:: Objective ::
Copy the entries below word for word, starting at the line that contains "panel: titanium watch photo [0,0,1296,1456]" and ending after the line that contains "heading: WATCHES: W [690,162,879,406]".
>> START Data to use
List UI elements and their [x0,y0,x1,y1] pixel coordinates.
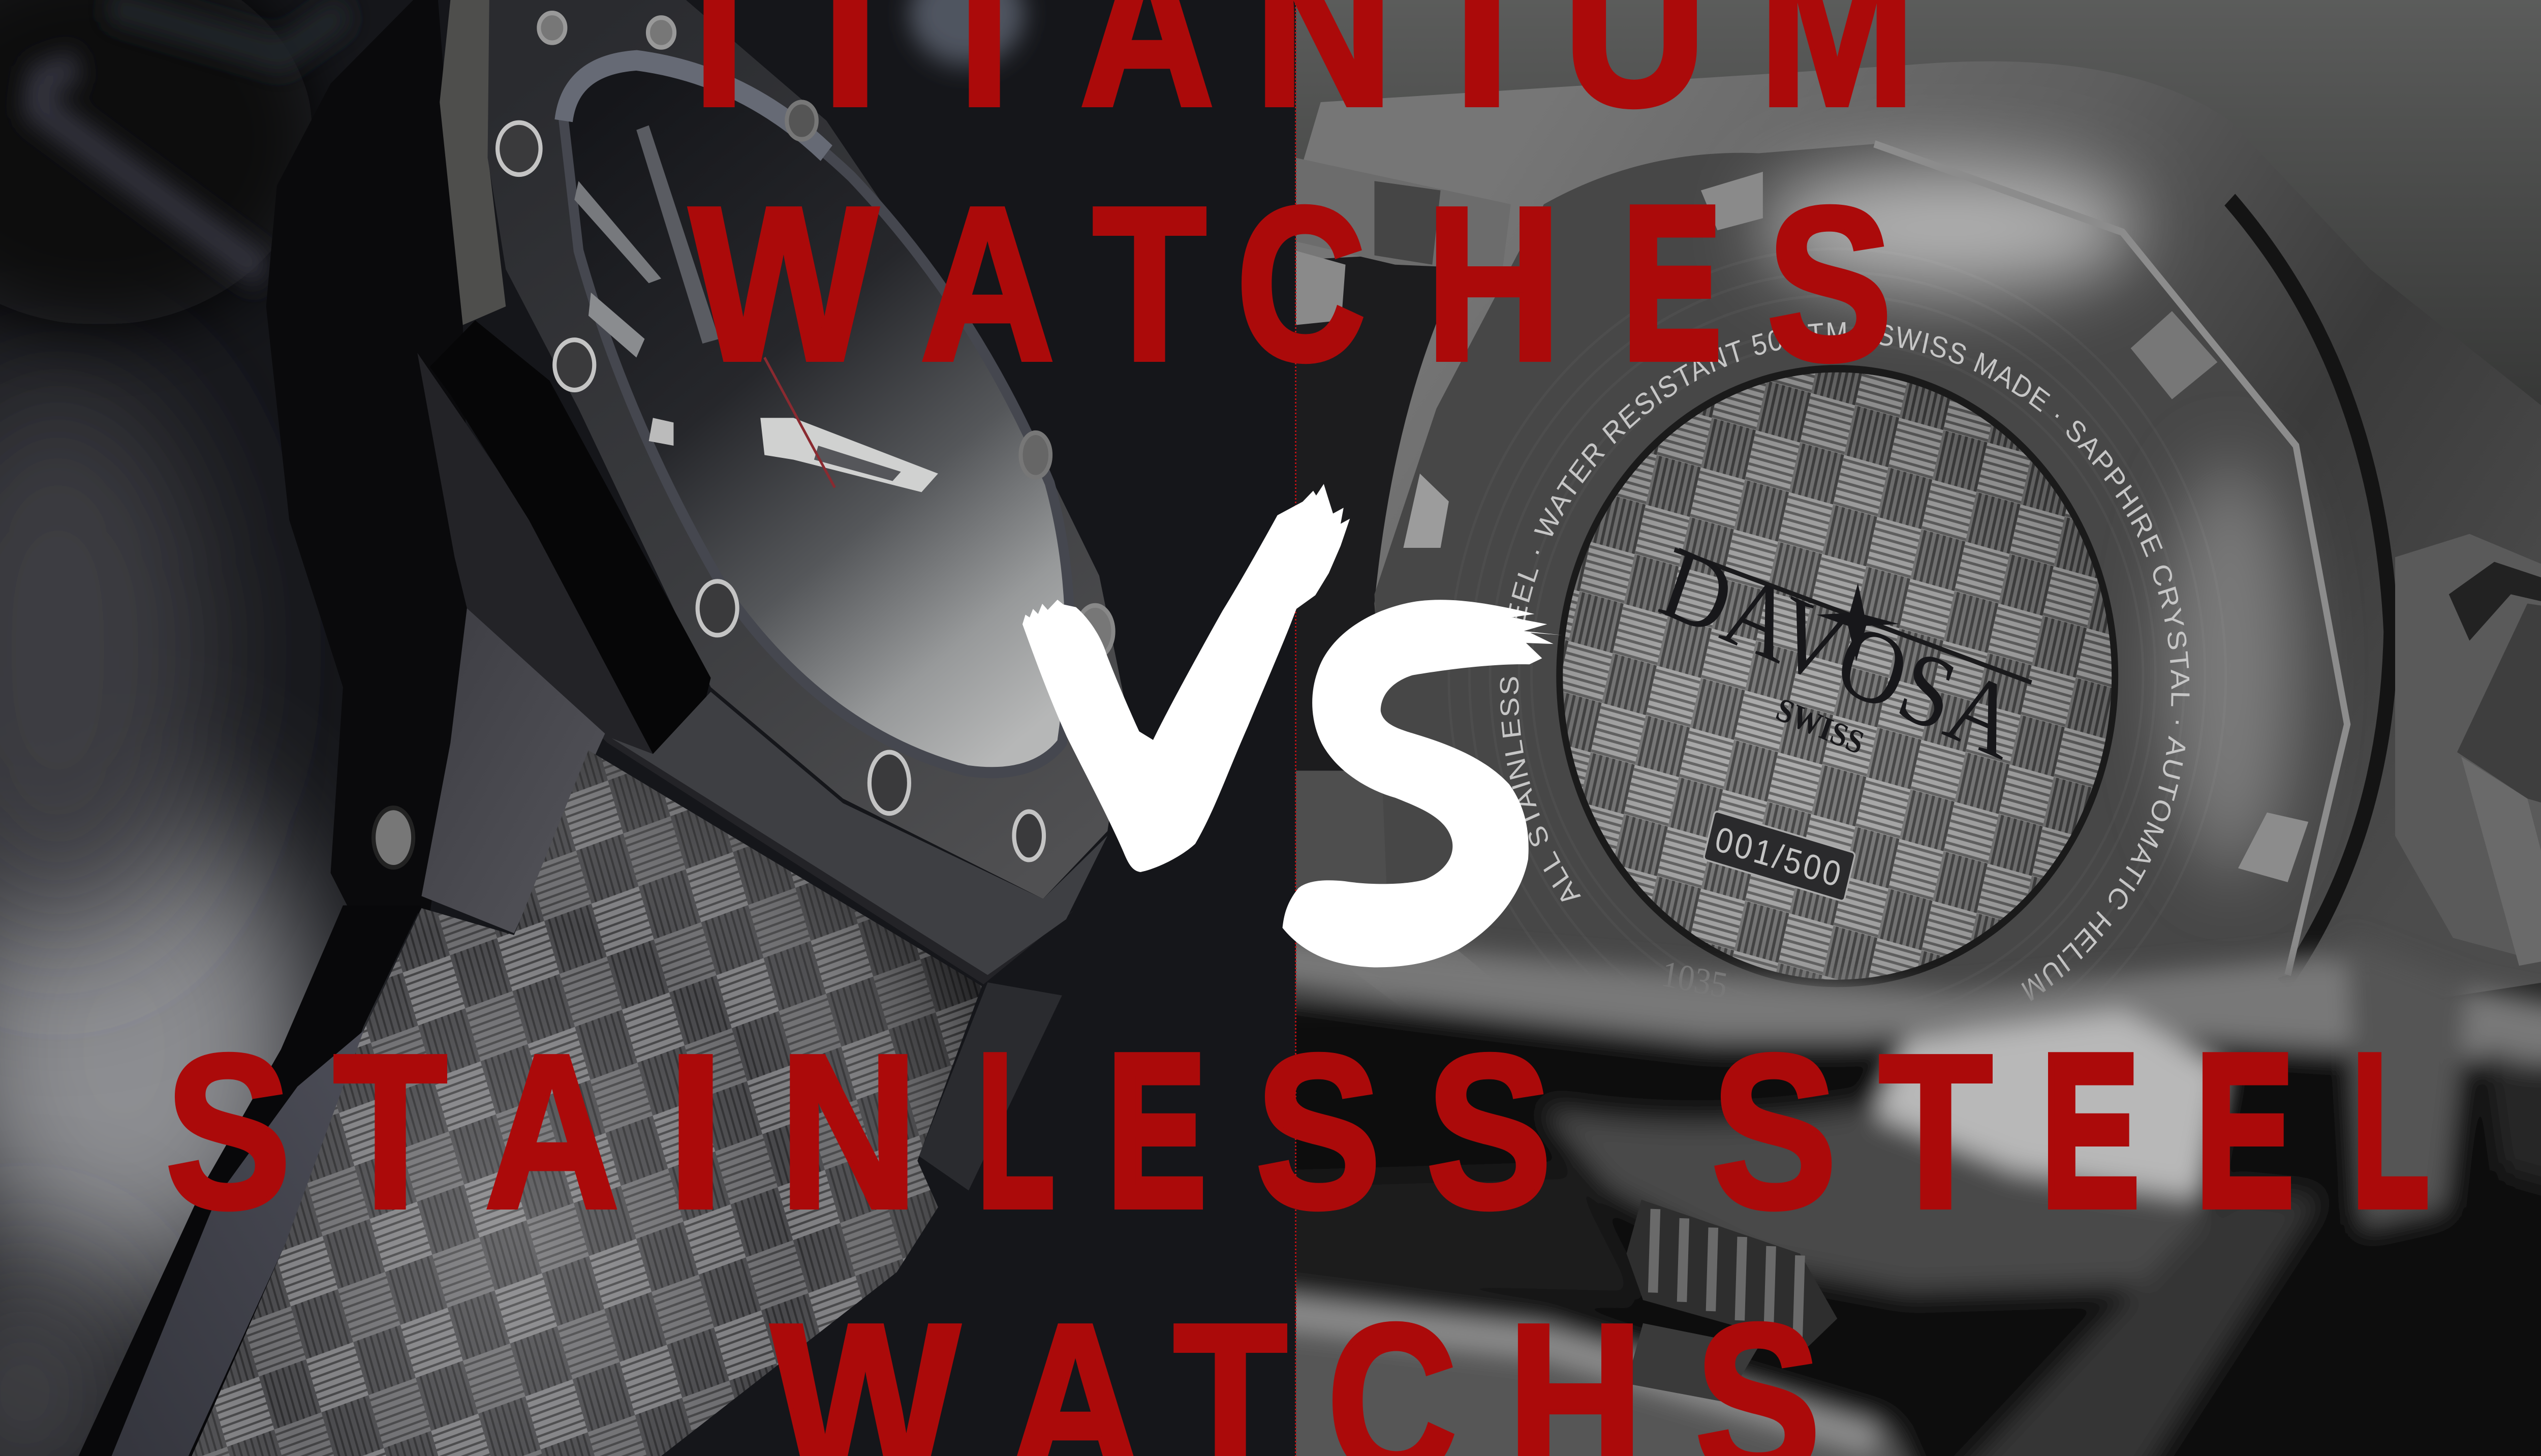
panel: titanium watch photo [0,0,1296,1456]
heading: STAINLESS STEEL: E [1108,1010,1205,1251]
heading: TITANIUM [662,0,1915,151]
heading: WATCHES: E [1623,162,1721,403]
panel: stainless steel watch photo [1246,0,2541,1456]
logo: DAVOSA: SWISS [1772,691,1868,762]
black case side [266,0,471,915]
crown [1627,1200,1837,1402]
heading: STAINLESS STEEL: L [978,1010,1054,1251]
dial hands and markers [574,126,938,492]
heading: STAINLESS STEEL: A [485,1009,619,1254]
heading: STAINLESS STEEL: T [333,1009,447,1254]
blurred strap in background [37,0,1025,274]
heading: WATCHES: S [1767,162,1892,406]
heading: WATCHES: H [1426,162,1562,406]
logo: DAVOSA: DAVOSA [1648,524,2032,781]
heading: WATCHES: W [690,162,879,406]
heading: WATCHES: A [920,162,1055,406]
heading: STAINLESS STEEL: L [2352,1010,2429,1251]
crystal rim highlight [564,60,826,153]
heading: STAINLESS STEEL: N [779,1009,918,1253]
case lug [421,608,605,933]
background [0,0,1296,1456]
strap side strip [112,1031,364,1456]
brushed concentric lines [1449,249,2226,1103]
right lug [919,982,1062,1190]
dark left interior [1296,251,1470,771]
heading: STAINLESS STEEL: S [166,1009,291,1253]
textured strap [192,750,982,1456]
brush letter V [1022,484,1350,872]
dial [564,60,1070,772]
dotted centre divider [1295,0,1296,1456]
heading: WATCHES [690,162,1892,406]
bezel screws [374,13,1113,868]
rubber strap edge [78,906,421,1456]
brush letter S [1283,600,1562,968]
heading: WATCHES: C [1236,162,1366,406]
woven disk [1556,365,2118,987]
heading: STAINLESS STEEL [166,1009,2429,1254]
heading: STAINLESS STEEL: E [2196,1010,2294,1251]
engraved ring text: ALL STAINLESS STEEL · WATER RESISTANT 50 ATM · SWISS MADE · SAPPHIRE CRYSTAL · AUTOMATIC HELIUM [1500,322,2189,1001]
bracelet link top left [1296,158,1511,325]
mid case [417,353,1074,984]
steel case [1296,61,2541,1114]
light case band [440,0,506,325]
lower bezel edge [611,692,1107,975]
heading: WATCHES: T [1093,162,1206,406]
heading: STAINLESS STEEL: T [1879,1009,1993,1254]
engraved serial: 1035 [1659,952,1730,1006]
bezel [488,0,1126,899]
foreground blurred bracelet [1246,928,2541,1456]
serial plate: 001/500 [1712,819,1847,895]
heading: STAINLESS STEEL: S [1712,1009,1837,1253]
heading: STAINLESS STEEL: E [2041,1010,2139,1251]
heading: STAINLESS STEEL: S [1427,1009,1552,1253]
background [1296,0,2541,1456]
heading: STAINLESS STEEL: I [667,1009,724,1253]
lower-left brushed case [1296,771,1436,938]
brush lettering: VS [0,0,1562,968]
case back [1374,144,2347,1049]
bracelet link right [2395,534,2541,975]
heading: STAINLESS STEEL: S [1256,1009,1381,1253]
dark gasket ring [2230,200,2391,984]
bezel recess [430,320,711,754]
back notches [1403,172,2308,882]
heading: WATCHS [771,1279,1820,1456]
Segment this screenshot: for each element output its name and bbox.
>> END Data to use
:: Complete answer ::
panel: titanium watch photo [0,0,1296,1456]
heading: STAINLESS STEEL: E [1108,1010,1205,1251]
heading: TITANIUM [662,0,1915,151]
heading: WATCHES: E [1623,162,1721,403]
panel: stainless steel watch photo [1246,0,2541,1456]
logo: DAVOSA: SWISS [1772,691,1868,762]
black case side [266,0,471,915]
crown [1627,1200,1837,1402]
heading: STAINLESS STEEL: L [978,1010,1054,1251]
dial hands and markers [574,126,938,492]
heading: STAINLESS STEEL: A [485,1009,619,1254]
heading: STAINLESS STEEL: T [333,1009,447,1254]
blurred strap in background [37,0,1025,274]
heading: WATCHES: S [1767,162,1892,406]
heading: WATCHES: H [1426,162,1562,406]
logo: DAVOSA: DAVOSA [1648,524,2032,781]
heading: WATCHES: W [690,162,879,406]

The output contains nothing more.